◆ **DESCRIPTION OF THE TASK**
Reproduce all the material exactly, minus any pictures it holds.

(Records from a collection of figures)
════════════════
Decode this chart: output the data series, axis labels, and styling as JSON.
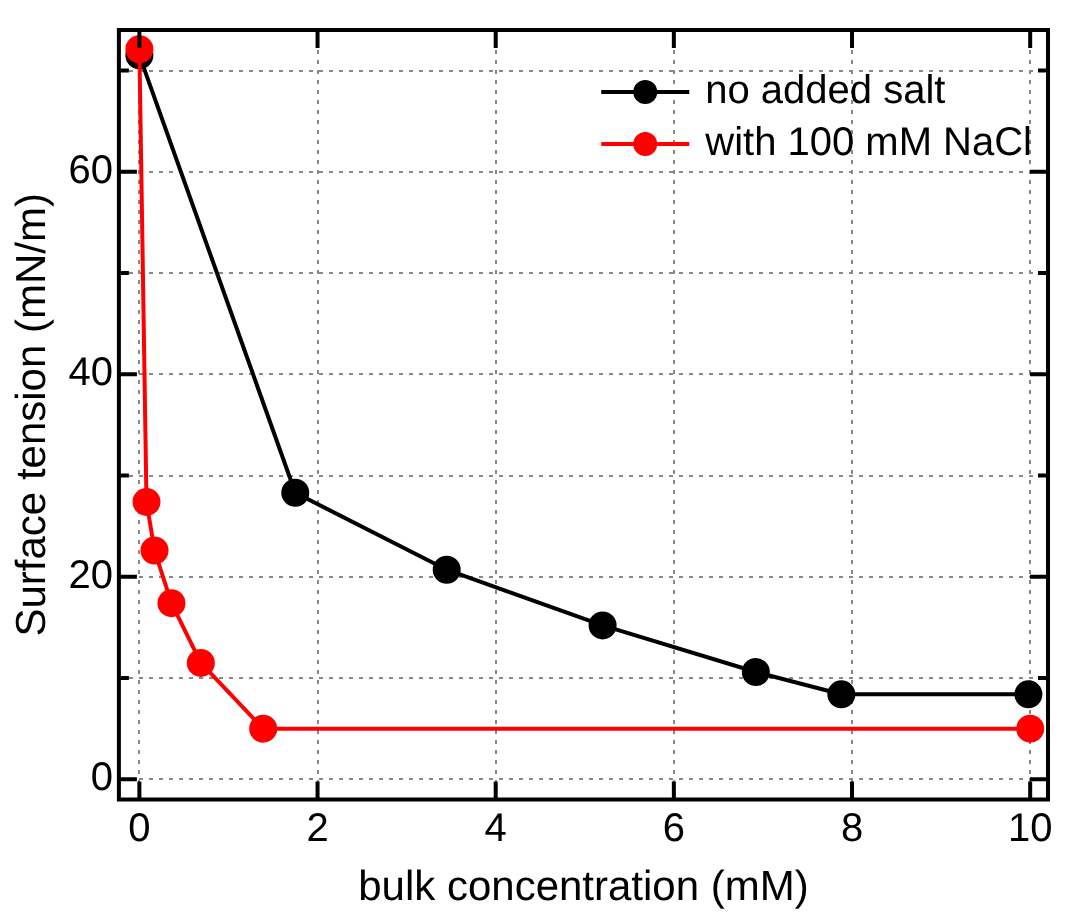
{
  "chart_data": {
    "type": "line",
    "xlabel": "bulk concentration (mM)",
    "ylabel": "Surface tension (mN/m)",
    "xlim": [
      -0.23,
      10.2
    ],
    "xticks": [
      0,
      2,
      4,
      6,
      8,
      10
    ],
    "ylim": [
      -2,
      74
    ],
    "yticks": [
      0,
      {
        "value": 10,
        "label": null
      },
      20,
      {
        "value": 30,
        "label": null
      },
      40,
      {
        "value": 50,
        "label": null
      },
      60,
      {
        "value": 70,
        "label": null
      }
    ],
    "grid": true,
    "legend": "top right",
    "marker": "circle",
    "line_style": "solid",
    "series": [
      {
        "name": "no added salt",
        "color": "#000000",
        "x": [
          0,
          1.75,
          3.45,
          5.2,
          6.92,
          7.88,
          9.98
        ],
        "values": [
          71.5,
          28.3,
          20.7,
          15.2,
          10.6,
          8.4,
          8.4
        ]
      },
      {
        "name": "with 100 mM NaCl",
        "color": "#ff0000",
        "x": [
          0,
          0.08,
          0.17,
          0.36,
          0.69,
          1.39,
          10
        ],
        "values": [
          72.1,
          27.4,
          22.6,
          17.4,
          11.5,
          5.0,
          5.0
        ]
      }
    ]
  }
}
════════════════
◆ **EXERCISE OUTPUT**
Decode this chart: output the data series, axis labels, and styling as JSON.
{
  "chart_data": {
    "type": "line",
    "xlabel": "bulk concentration (mM)",
    "ylabel": "Surface tension (mN/m)",
    "xlim": [
      -0.23,
      10.2
    ],
    "xticks": [
      0,
      2,
      4,
      6,
      8,
      10
    ],
    "ylim": [
      -2,
      74
    ],
    "yticks": [
      0,
      {
        "value": 10,
        "label": null
      },
      20,
      {
        "value": 30,
        "label": null
      },
      40,
      {
        "value": 50,
        "label": null
      },
      60,
      {
        "value": 70,
        "label": null
      }
    ],
    "grid": true,
    "legend": "top right",
    "marker": "circle",
    "line_style": "solid",
    "series": [
      {
        "name": "no added salt",
        "color": "#000000",
        "x": [
          0,
          1.75,
          3.45,
          5.2,
          6.92,
          7.88,
          9.98
        ],
        "values": [
          71.5,
          28.3,
          20.7,
          15.2,
          10.6,
          8.4,
          8.4
        ]
      },
      {
        "name": "with 100 mM NaCl",
        "color": "#ff0000",
        "x": [
          0,
          0.08,
          0.17,
          0.36,
          0.69,
          1.39,
          10
        ],
        "values": [
          72.1,
          27.4,
          22.6,
          17.4,
          11.5,
          5.0,
          5.0
        ]
      }
    ]
  }
}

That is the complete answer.